▸ **EXCERPT PROVIDED**
* BEGIN *
When their children are old enough to start developing an "attitude" about sex, I'm sure the rest of these mamas won't be DTD in front of them. Your willingness to discuss it openly is going to do a lot more to shape their attitude than your willingness to do it in the same room with them. KWIM?

Everyone's feeling about it is different. Some people will only do it when their kid is under one year. Some people will only do it when their kid is asleep. Some will do it with the kid awake and distracted by toys.

Personally, for me it 's a private moment between me and DH and I don't want anyone else there.


----------



## 2much2luv (Jan 12, 2003)

I am so suprised at how natural it feels when they're in the room. I mean 3 years ago I never dreamed I'd be able to do 'that' with babies right there. But we are just very relaxed about it. It is so funny, but if one of them coughs or stirs we just stop for a minute so as not to wake her, look over and when she's done we're right back at it (after a giggle of course)
It is interesting that we all feel so differently on this issure. Perhaps we each know our own child best and truly know deep down what they want. Maybe some children are sensitive to things like this and if asked would prefer you take it in the other room. But maybe other children are less squeamish about it all and seriously could care less either way. Just some thoughts, but I know for sure that you are not defective if you don't do it with them in the room or if you do do it with them in the room. Every family and person is different. That;s all there is to it.


----------



## Piglet68 (Apr 5, 2002)

Well, I didn't vote b/c I don't know when we'll stop. DD is 10 months right now.
* END *
▸ **SUPPLIED MATERIAL**
* BEGIN *
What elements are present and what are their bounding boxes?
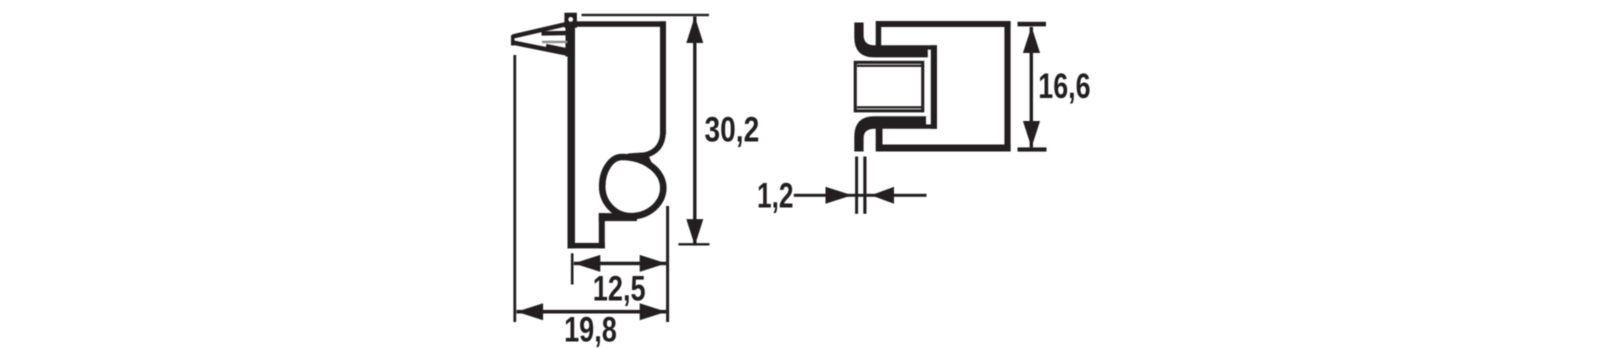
* END *
▸ **SET PROBLEM**
Please duplicate the passage of the parenting forum thread from "Everyone's feeling about" to "anyone else there.", word for word.

▸ **CORRECT RESULT**
Everyone's feeling about it is different. Some people will only do it when their kid is under one year. Some people will only do it when their kid is asleep. Some will do it with the kid awake and distracted by toys.

Personally, for me it 's a private moment between me and DH and I don't want anyone else there.